## Set problem
Every line with the string "sink" should be gathered.

## Rows
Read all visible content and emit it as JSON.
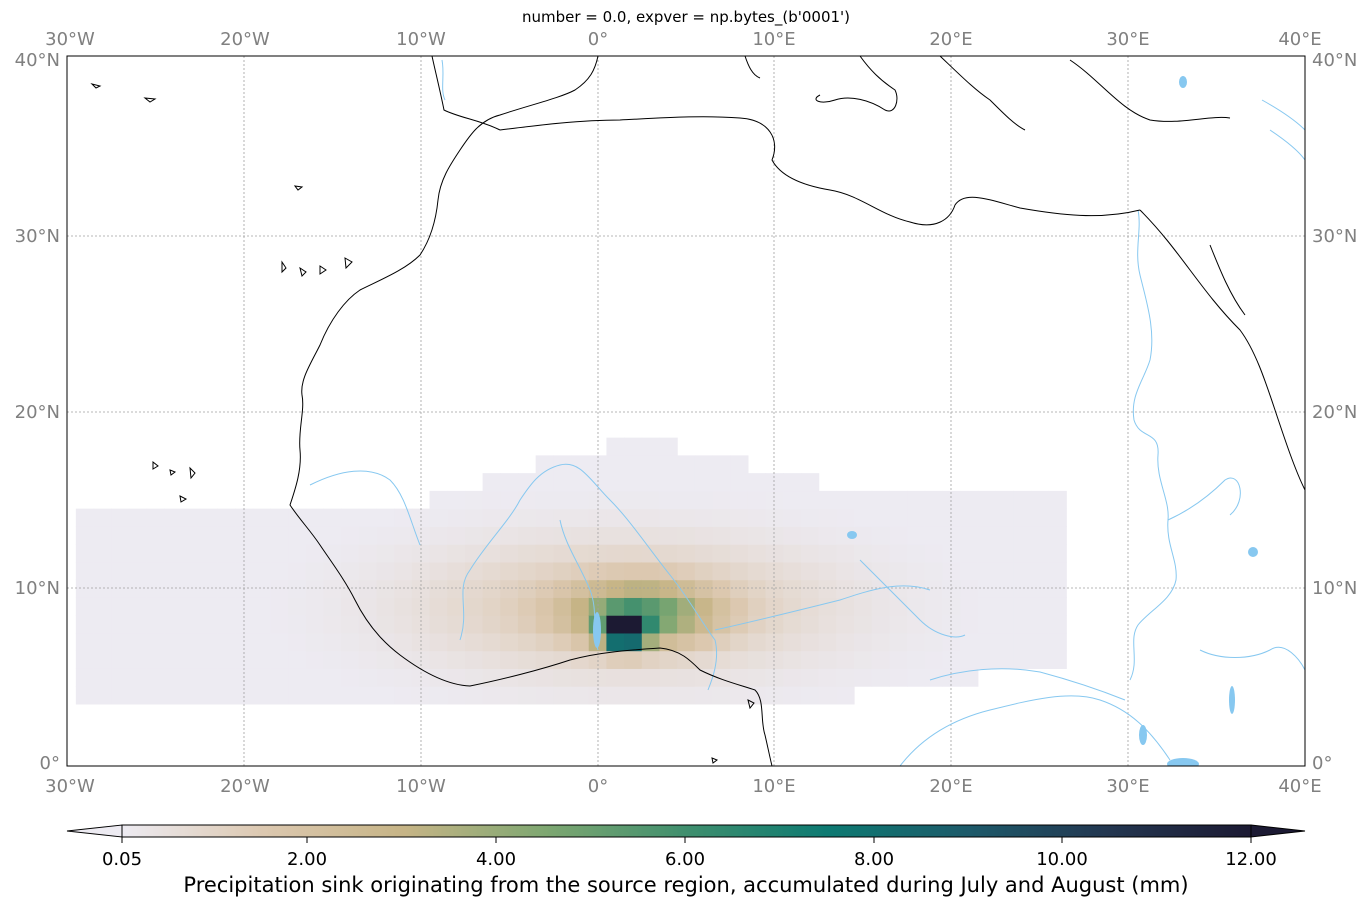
{
  "title": "number = 0.0, expver = np.bytes_(b'0001')",
  "axes": {
    "lon_ticks": [
      {
        "value": -30,
        "label": "30°W"
      },
      {
        "value": -20,
        "label": "20°W"
      },
      {
        "value": -10,
        "label": "10°W"
      },
      {
        "value": 0,
        "label": "0°"
      },
      {
        "value": 10,
        "label": "10°E"
      },
      {
        "value": 20,
        "label": "20°E"
      },
      {
        "value": 30,
        "label": "30°E"
      },
      {
        "value": 40,
        "label": "40°E"
      }
    ],
    "lat_ticks": [
      {
        "value": 40,
        "label": "40°N"
      },
      {
        "value": 30,
        "label": "30°N"
      },
      {
        "value": 20,
        "label": "20°N"
      },
      {
        "value": 10,
        "label": "10°N"
      },
      {
        "value": 0,
        "label": "0°"
      }
    ],
    "lon_range": [
      -30,
      40
    ],
    "lat_range": [
      0,
      40
    ],
    "gridlines": true
  },
  "colorbar": {
    "label": "Precipitation sink originating from the source region, accumulated during July and August (mm)",
    "range": [
      0.05,
      12.0
    ],
    "extend": "both",
    "ticks": [
      {
        "value": 0.05,
        "label": "0.05"
      },
      {
        "value": 2,
        "label": "2.00"
      },
      {
        "value": 4,
        "label": "4.00"
      },
      {
        "value": 6,
        "label": "6.00"
      },
      {
        "value": 8,
        "label": "8.00"
      },
      {
        "value": 10,
        "label": "10.00"
      },
      {
        "value": 12,
        "label": "12.00"
      }
    ],
    "colormap": [
      "#edebf2",
      "#dcc8b0",
      "#c6b486",
      "#7ea771",
      "#3f8f6e",
      "#0d7a72",
      "#1d5a6a",
      "#233650",
      "#1c1a33"
    ]
  },
  "colors": {
    "coastline": "#000000",
    "rivers_lakes": "#87c8f0",
    "gridlines": "#a0a0a0",
    "tick_labels": "#808080"
  },
  "field": {
    "description_values": "precipitation sink in mm",
    "max_center": {
      "lon": 1.5,
      "lat": 7.5,
      "value": 12.0
    },
    "blobs": [
      {
        "lon": 1.5,
        "lat": 7.6,
        "amp": 11.5,
        "sx": 0.8,
        "sy": 0.6
      },
      {
        "lon": 2.5,
        "lat": 8.6,
        "amp": 4.0,
        "sx": 2.6,
        "sy": 1.1
      },
      {
        "lon": 1.5,
        "lat": 9.0,
        "amp": 1.6,
        "sx": 8.0,
        "sy": 2.6
      }
    ],
    "extent_lon": [
      -29.5,
      26
    ],
    "extent_lat": [
      3.5,
      19
    ]
  }
}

## Reply
    "label": "Precipitation sink originating from the source region, accumulated during July and August (mm)",
    "description_values": "precipitation sink in mm",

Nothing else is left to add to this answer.